#### WHAT YOU WILL DO:
Restate the data word for word and leave the images out.

────────

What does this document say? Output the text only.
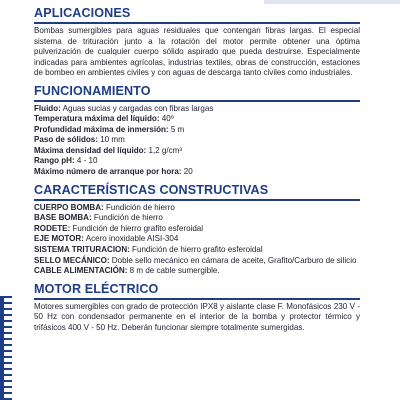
APLICACIONES

Bombas sumergibles para aguas residuales que contengan fibras largas. El especial sistema de trituración junto a la rotación del motor permite obtener una óptima pulverización de cualquier cuerpo sólido aspirado que pueda destruirse. Especialmente indicadas para ambientes agrícolas, industrias textiles, obras de construcción, estaciones de bombeo en ambientes civiles y con aguas de descarga tanto civiles como industriales.

FUNCIONAMIENTO

Fluido: Aguas sucias y cargadas con fibras largas

Temperatura máxima del líquido: 40º

Profundidad máxima de inmersión: 5 m

Paso de sólidos: 10 mm

Máxima densidad del líquido: 1,2 g/cm³

Rango pH: 4 - 10

Máximo número de arranque por hora: 20

CARACTERÍSTICAS CONSTRUCTIVAS

CUERPO BOMBA: Fundición de hierro

BASE BOMBA: Fundición de hierro

RODETE: Fundición de hierro grafito esferoidal

EJE MOTOR: Acero inoxidable AISI-304

SISTEMA TRITURACION: Fundición de hierro grafito esferoidal

SELLO MECÁNICO: Doble sello mecánico en cámara de aceite, Grafito/Carburo de silicio

CABLE ALIMENTACIÓN: 8 m de cable sumergible.

MOTOR ELÉCTRICO

Motores sumergibles con grado de protección IPX8 y aislante clase F. Monofásicos 230 V - 50 Hz con condensador permanente en el interior de la bomba y protector térmico y trifásicos 400 V - 50 Hz. Deberán funcionar siempre totalmente sumergidas.
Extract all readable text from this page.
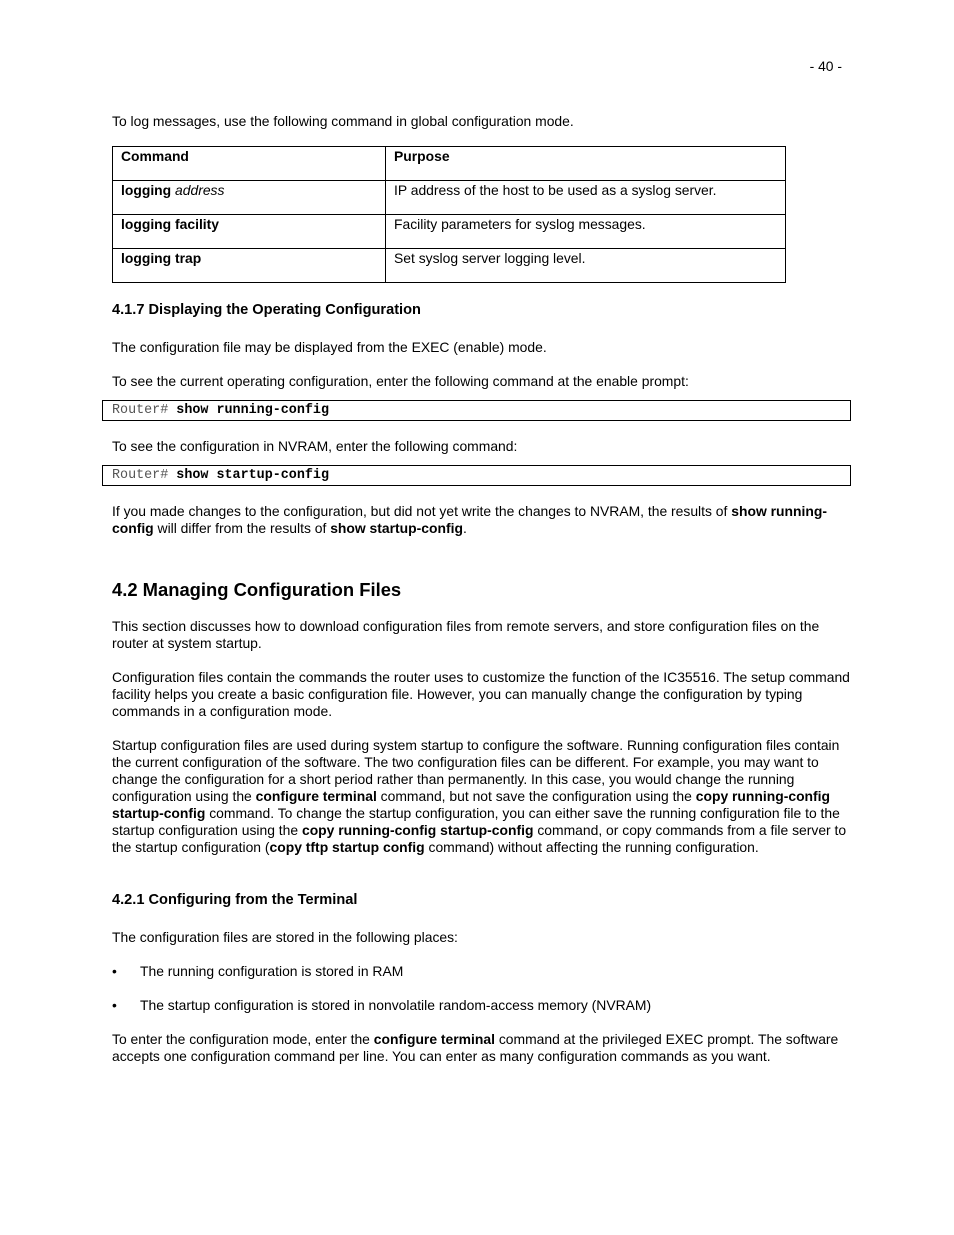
- 40 -

To log messages, use the following command in global configuration mode.

Command	Purpose

logging address	IP address of the host to be used as a syslog server.

logging facility	Facility parameters for syslog messages.

logging trap	Set syslog server logging level.
4.1.7 Displaying the Operating Configuration

The configuration file may be displayed from the EXEC (enable) mode.

To see the current operating configuration, enter the following command at the enable prompt:

Router# show running-config

To see the configuration in NVRAM, enter the following command:

Router# show startup-config

If you made changes to the configuration, but did not yet write the changes to NVRAM, the results of show running-config will differ from the results of show startup-config.

4.2 Managing Configuration Files

This section discusses how to download configuration files from remote servers, and store configuration files on the router at system startup.

Configuration files contain the commands the router uses to customize the function of the IC35516. The setup command facility helps you create a basic configuration file. However, you can manually change the configuration by typing commands in a configuration mode.

Startup configuration files are used during system startup to configure the software. Running configuration files contain the current configuration of the software. The two configuration files can be different. For example, you may want to change the configuration for a short period rather than permanently. In this case, you would change the running configuration using the configure terminal command, but not save the configuration using the copy running-config startup-config command. To change the startup configuration, you can either save the running configuration file to the startup configuration using the copy running-config startup-config command, or copy commands from a file server to the startup configuration (copy tftp startup config command) without affecting the running configuration.

4.2.1 Configuring from the Terminal

The configuration files are stored in the following places:

• The running configuration is stored in RAM
• The startup configuration is stored in nonvolatile random-access memory (NVRAM)

To enter the configuration mode, enter the configure terminal command at the privileged EXEC prompt. The software accepts one configuration command per line. You can enter as many configuration commands as you want.
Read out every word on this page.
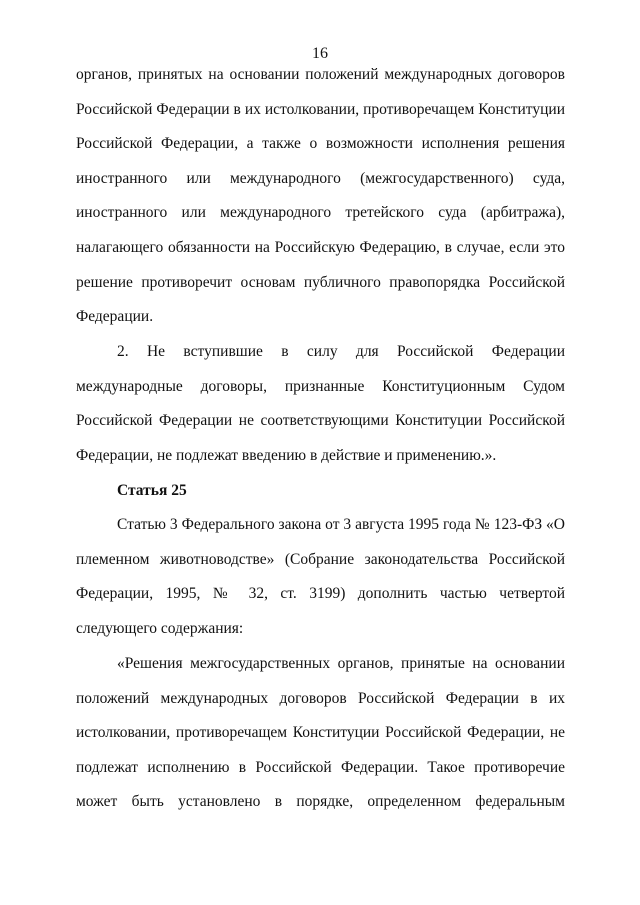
16

органов, принятых на основании положений международных договоров Российской Федерации в их истолковании, противоречащем Конституции Российской Федерации, а также о возможности исполнения решения иностранного или международного (межгосударственного) суда, иностранного или международного третейского суда (арбитража), налагающего обязанности на Российскую Федерацию, в случае, если это решение противоречит основам публичного правопорядка Российской Федерации.

2. Не вступившие в силу для Российской Федерации международные договоры, признанные Конституционным Судом Российской Федерации не соответствующими Конституции Российской Федерации, не подлежат введению в действие и применению.».

Статья 25

Статью 3 Федерального закона от 3 августа 1995 года № 123-ФЗ «О племенном животноводстве» (Собрание законодательства Российской Федерации, 1995, № 32, ст. 3199) дополнить частью четвертой следующего содержания:

«Решения межгосударственных органов, принятые на основании положений международных договоров Российской Федерации в их истолковании, противоречащем Конституции Российской Федерации, не подлежат исполнению в Российской Федерации. Такое противоречие может быть установлено в порядке, определенном федеральным
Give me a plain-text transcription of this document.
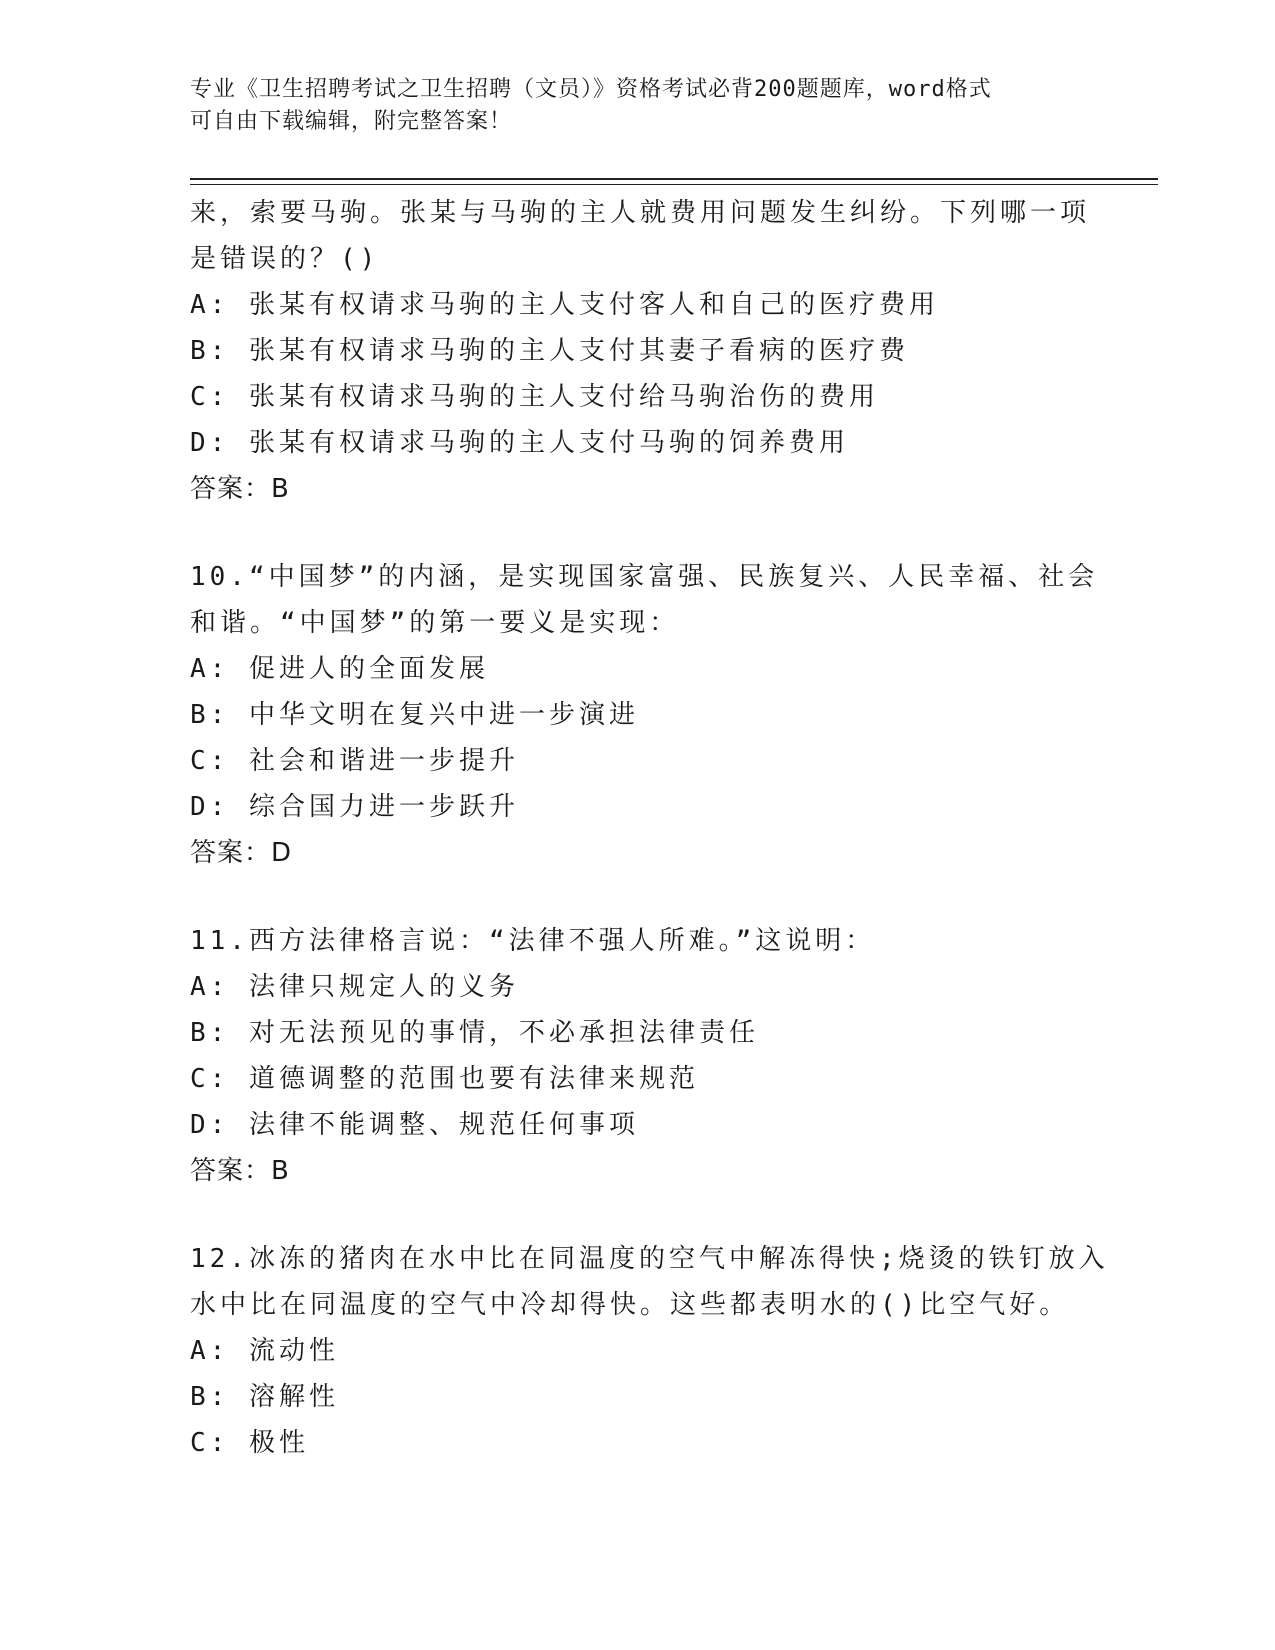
专业《卫生招聘考试之卫生招聘（文员）》资格考试必背200题题库，word格式
可自由下载编辑，附完整答案！
来，索要马驹。张某与马驹的主人就费用问题发生纠纷。下列哪一项
是错误的？()
A: 张某有权请求马驹的主人支付客人和自己的医疗费用
B: 张某有权请求马驹的主人支付其妻子看病的医疗费
C: 张某有权请求马驹的主人支付给马驹治伤的费用
D: 张某有权请求马驹的主人支付马驹的饲养费用
答案：B
10.“中国梦”的内涵，是实现国家富强、民族复兴、人民幸福、社会
和谐。“中国梦”的第一要义是实现：
A: 促进人的全面发展
B: 中华文明在复兴中进一步演进
C: 社会和谐进一步提升
D: 综合国力进一步跃升
答案：D
11.西方法律格言说：“法律不强人所难。”这说明：
A: 法律只规定人的义务
B: 对无法预见的事情，不必承担法律责任
C: 道德调整的范围也要有法律来规范
D: 法律不能调整、规范任何事项
答案：B
12.冰冻的猪肉在水中比在同温度的空气中解冻得快;烧烫的铁钉放入
水中比在同温度的空气中冷却得快。这些都表明水的()比空气好。
A: 流动性
B: 溶解性
C: 极性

────────

#### EXERCISE SOLUTION:
What does this document say? Output the text only.
APLICACIONES

Bombas sumergibles para aguas residuales que contengan fibras largas. El especial sistema de trituración junto a la rotación del motor permite obtener una óptima pulverización de cualquier cuerpo sólido aspirado que pueda destruirse. Especialmente indicadas para ambientes agrícolas, industrias textiles, obras de construcción, estaciones de bombeo en ambientes civiles y con aguas de descarga tanto civiles como industriales.

FUNCIONAMIENTO

Fluido: Aguas sucias y cargadas con fibras largas

Temperatura máxima del líquido: 40º

Profundidad máxima de inmersión: 5 m

Paso de sólidos: 10 mm

Máxima densidad del líquido: 1,2 g/cm³

Rango pH: 4 - 10

Máximo número de arranque por hora: 20

CARACTERÍSTICAS CONSTRUCTIVAS

CUERPO BOMBA: Fundición de hierro

BASE BOMBA: Fundición de hierro

RODETE: Fundición de hierro grafito esferoidal

EJE MOTOR: Acero inoxidable AISI-304

SISTEMA TRITURACION: Fundición de hierro grafito esferoidal

SELLO MECÁNICO: Doble sello mecánico en cámara de aceite, Grafito/Carburo de silicio

CABLE ALIMENTACIÓN: 8 m de cable sumergible.

MOTOR ELÉCTRICO

Motores sumergibles con grado de protección IPX8 y aislante clase F. Monofásicos 230 V - 50 Hz con condensador permanente en el interior de la bomba y protector térmico y trifásicos 400 V - 50 Hz. Deberán funcionar siempre totalmente sumergidas.
Extract all readable text from this page.
- 40 -

To log messages, use the following command in global configuration mode.

Command	Purpose

logging address	IP address of the host to be used as a syslog server.

logging facility	Facility parameters for syslog messages.

logging trap	Set syslog server logging level.
4.1.7 Displaying the Operating Configuration

The configuration file may be displayed from the EXEC (enable) mode.

To see the current operating configuration, enter the following command at the enable prompt:

Router# show running-config

To see the configuration in NVRAM, enter the following command:

Router# show startup-config

If you made changes to the configuration, but did not yet write the changes to NVRAM, the results of show running-config will differ from the results of show startup-config.

4.2 Managing Configuration Files

This section discusses how to download configuration files from remote servers, and store configuration files on the router at system startup.

Configuration files contain the commands the router uses to customize the function of the IC35516. The setup command facility helps you create a basic configuration file. However, you can manually change the configuration by typing commands in a configuration mode.

Startup configuration files are used during system startup to configure the software. Running configuration files contain the current configuration of the software. The two configuration files can be different. For example, you may want to change the configuration for a short period rather than permanently. In this case, you would change the running configuration using the configure terminal command, but not save the configuration using the copy running-config startup-config command. To change the startup configuration, you can either save the running configuration file to the startup configuration using the copy running-config startup-config command, or copy commands from a file server to the startup configuration (copy tftp startup config command) without affecting the running configuration.

4.2.1 Configuring from the Terminal

The configuration files are stored in the following places:

• The running configuration is stored in RAM
• The startup configuration is stored in nonvolatile random-access memory (NVRAM)

To enter the configuration mode, enter the configure terminal command at the privileged EXEC prompt. The software accepts one configuration command per line. You can enter as many configuration commands as you want.
Read out every word on this page.
16

органов, принятых на основании положений международных договоров Российской Федерации в их истолковании, противоречащем Конституции Российской Федерации, а также о возможности исполнения решения иностранного или международного (межгосударственного) суда, иностранного или международного третейского суда (арбитража), налагающего обязанности на Российскую Федерацию, в случае, если это решение противоречит основам публичного правопорядка Российской Федерации.

2. Не вступившие в силу для Российской Федерации международные договоры, признанные Конституционным Судом Российской Федерации не соответствующими Конституции Российской Федерации, не подлежат введению в действие и применению.».

Статья 25

Статью 3 Федерального закона от 3 августа 1995 года № 123-ФЗ «О племенном животноводстве» (Собрание законодательства Российской Федерации, 1995, № 32, ст. 3199) дополнить частью четвертой следующего содержания:

«Решения межгосударственных органов, принятые на основании положений международных договоров Российской Федерации в их истолковании, противоречащем Конституции Российской Федерации, не подлежат исполнению в Российской Федерации. Такое противоречие может быть установлено в порядке, определенном федеральным
Give me a plain-text transcription of this document.
专业《卫生招聘考试之卫生招聘（文员）》资格考试必背200题题库，word格式
可自由下载编辑，附完整答案！
来，索要马驹。张某与马驹的主人就费用问题发生纠纷。下列哪一项
是错误的？()
A: 张某有权请求马驹的主人支付客人和自己的医疗费用
B: 张某有权请求马驹的主人支付其妻子看病的医疗费
C: 张某有权请求马驹的主人支付给马驹治伤的费用
D: 张某有权请求马驹的主人支付马驹的饲养费用
答案：B
10.“中国梦”的内涵，是实现国家富强、民族复兴、人民幸福、社会
和谐。“中国梦”的第一要义是实现：
A: 促进人的全面发展
B: 中华文明在复兴中进一步演进
C: 社会和谐进一步提升
D: 综合国力进一步跃升
答案：D
11.西方法律格言说：“法律不强人所难。”这说明：
A: 法律只规定人的义务
B: 对无法预见的事情，不必承担法律责任
C: 道德调整的范围也要有法律来规范
D: 法律不能调整、规范任何事项
答案：B
12.冰冻的猪肉在水中比在同温度的空气中解冻得快;烧烫的铁钉放入
水中比在同温度的空气中冷却得快。这些都表明水的()比空气好。
A: 流动性
B: 溶解性
C: 极性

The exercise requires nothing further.